Transcribe the whole listing without a single picture.

### Records supplied ###

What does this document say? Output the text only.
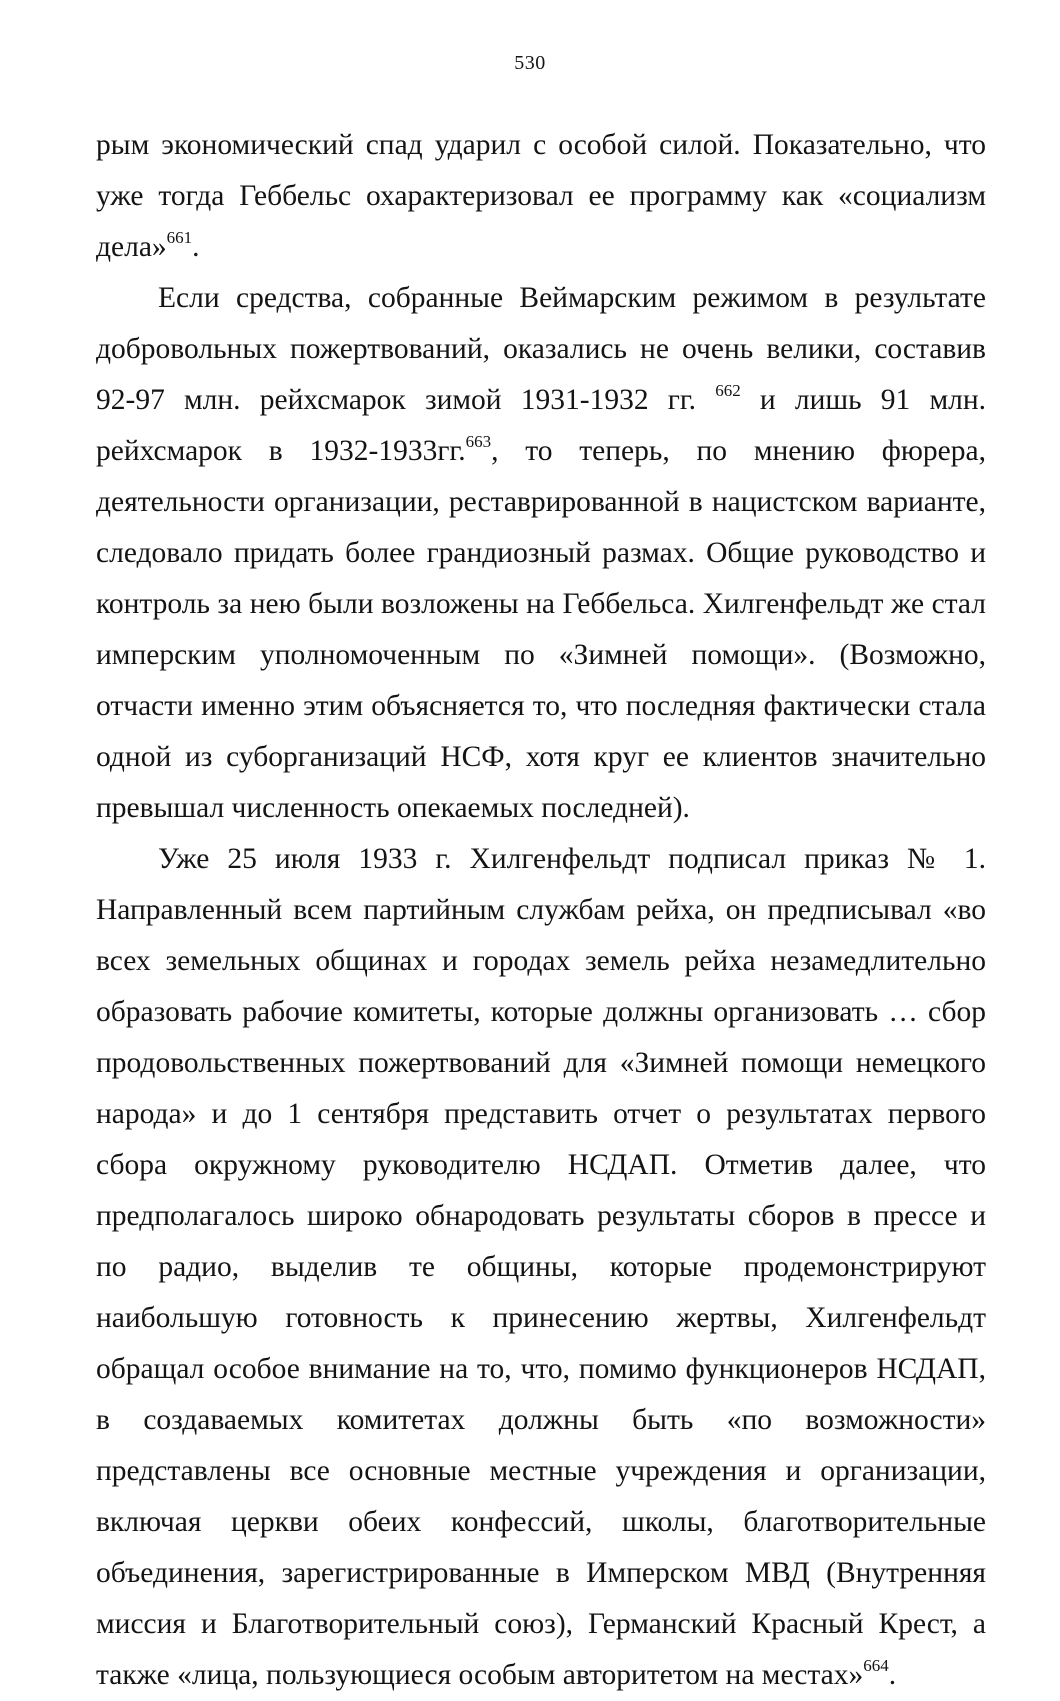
530

рым экономический спад ударил с особой силой. Показательно, что уже тогда Геббельс охарактеризовал ее программу как «социализм дела»$^{661}$.

Если средства, собранные Веймарским режимом в результате добровольных пожертвований, оказались не очень велики, составив 92-97 млн. рейхсмарок зимой 1931-1932 гг. $^{662}$ и лишь 91 млн. рейхсмарок в 1932-1933гг.$^{663}$, то теперь, по мнению фюрера, деятельности организации, реставрированной в нацистском варианте, следовало придать более грандиозный размах. Общие руководство и контроль за нею были возложены на Геббельса. Хилгенфельдт же стал имперским уполномоченным по «Зимней помощи». (Возможно, отчасти именно этим объясняется то, что последняя фактически стала одной из суборганизаций НСФ, хотя круг ее клиентов значительно превышал численность опекаемых последней).

Уже 25 июля 1933 г. Хилгенфельдт подписал приказ № 1. Направленный всем партийным службам рейха, он предписывал «во всех земельных общинах и городах земель рейха незамедлительно образовать рабочие комитеты, которые должны организовать … сбор продовольственных пожертвований для «Зимней помощи немецкого народа» и до 1 сентября представить отчет о результатах первого сбора окружному руководителю НСДАП. Отметив далее, что предполагалось широко обнародовать результаты сборов в прессе и по радио, выделив те общины, которые продемонстрируют наибольшую готовность к принесению жертвы, Хилгенфельдт обращал особое внимание на то, что, помимо функционеров НСДАП, в создаваемых комитетах должны быть «по возможности» представлены все основные местные учреждения и организации, включая церкви обеих конфессий, школы, благотворительные объединения, зарегистрированные в Имперском МВД (Внутренняя миссия и Благотворительный союз), Германский Красный Крест, а также «лица, пользующиеся особым авторитетом на местах»$^{664}$.
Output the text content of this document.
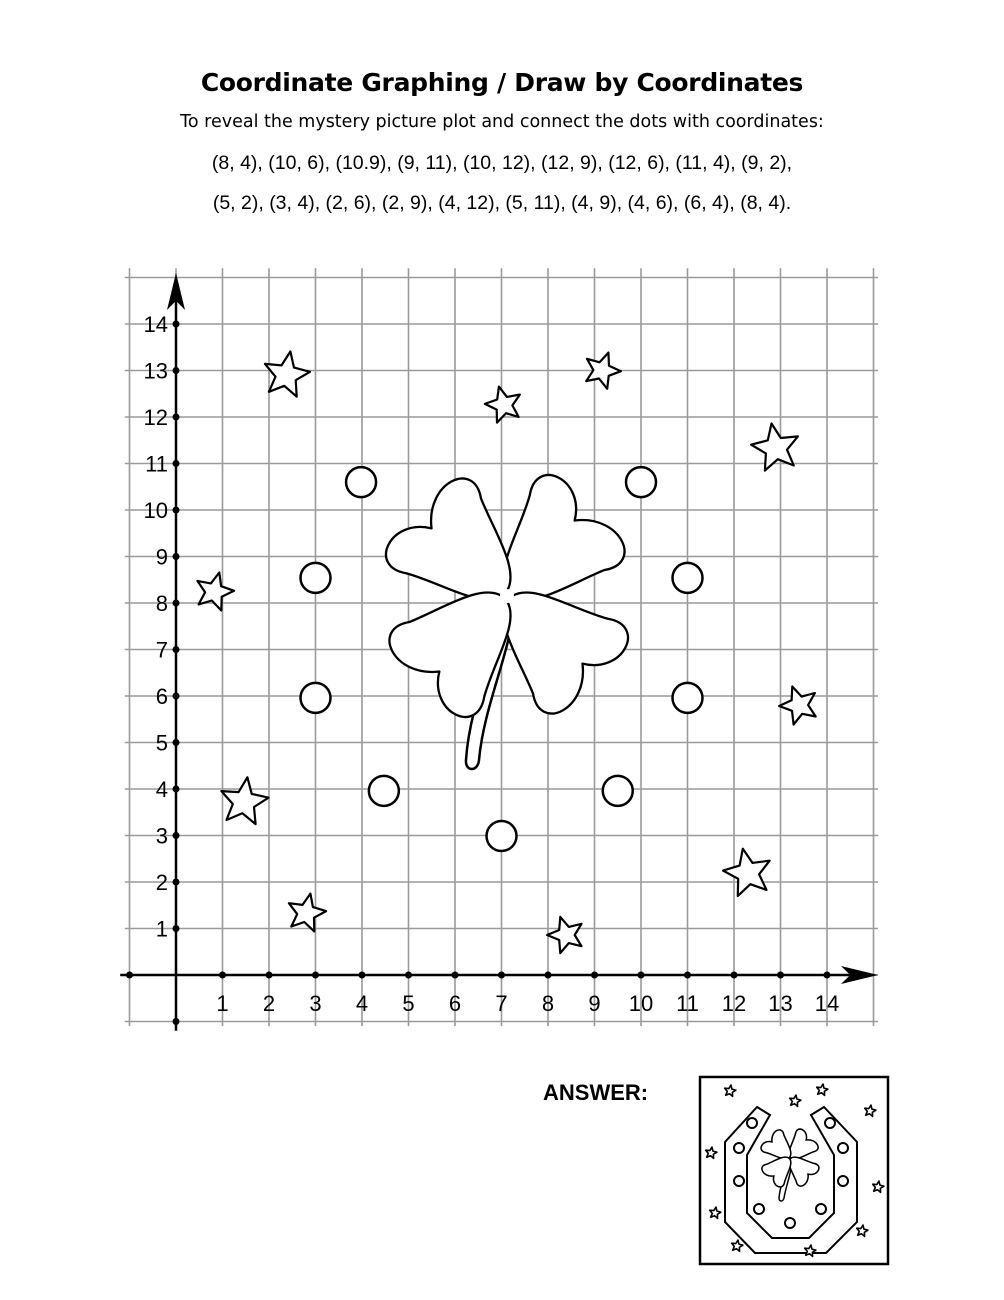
Coordinate Graphing / Draw by Coordinates
To reveal the mystery picture plot and connect the dots with coordinates:
(8, 4), (10, 6), (10.9), (9, 11), (10, 12), (12, 9), (12, 6), (11, 4), (9, 2),
(5, 2), (3, 4), (2, 6), (2, 9), (4, 12), (5, 11), (4, 9), (4, 6), (6, 4), (8, 4).
1 2 3 4 5 6 7 8 9 10 11 12 13 14
1
2
3
4
5
6
7
8
9
10
11
12
13
14
ANSWER:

###

* Reply
What does this document say? Output the text only.
530

рым экономический спад ударил с особой силой. Показательно, что уже тогда Геббельс охарактеризовал ее программу как «социализм дела»$^{661}$.

Если средства, собранные Веймарским режимом в результате добровольных пожертвований, оказались не очень велики, составив 92-97 млн. рейхсмарок зимой 1931-1932 гг. $^{662}$ и лишь 91 млн. рейхсмарок в 1932-1933гг.$^{663}$, то теперь, по мнению фюрера, деятельности организации, реставрированной в нацистском варианте, следовало придать более грандиозный размах. Общие руководство и контроль за нею были возложены на Геббельса. Хилгенфельдт же стал имперским уполномоченным по «Зимней помощи». (Возможно, отчасти именно этим объясняется то, что последняя фактически стала одной из суборганизаций НСФ, хотя круг ее клиентов значительно превышал численность опекаемых последней).

Уже 25 июля 1933 г. Хилгенфельдт подписал приказ № 1. Направленный всем партийным службам рейха, он предписывал «во всех земельных общинах и городах земель рейха незамедлительно образовать рабочие комитеты, которые должны организовать … сбор продовольственных пожертвований для «Зимней помощи немецкого народа» и до 1 сентября представить отчет о результатах первого сбора окружному руководителю НСДАП. Отметив далее, что предполагалось широко обнародовать результаты сборов в прессе и по радио, выделив те общины, которые продемонстрируют наибольшую готовность к принесению жертвы, Хилгенфельдт обращал особое внимание на то, что, помимо функционеров НСДАП, в создаваемых комитетах должны быть «по возможности» представлены все основные местные учреждения и организации, включая церкви обеих конфессий, школы, благотворительные объединения, зарегистрированные в Имперском МВД (Внутренняя миссия и Благотворительный союз), Германский Красный Крест, а также «лица, пользующиеся особым авторитетом на местах»$^{664}$.
Output the text content of this document.
Coordinate Graphing / Draw by Coordinates
To reveal the mystery picture plot and connect the dots with coordinates:
(8, 4), (10, 6), (10.9), (9, 11), (10, 12), (12, 9), (12, 6), (11, 4), (9, 2),
(5, 2), (3, 4), (2, 6), (2, 9), (4, 12), (5, 11), (4, 9), (4, 6), (6, 4), (8, 4).
1 2 3 4 5 6 7 8 9 10 11 12 13 14
1
2
3
4
5
6
7
8
9
10
11
12
13
14
ANSWER:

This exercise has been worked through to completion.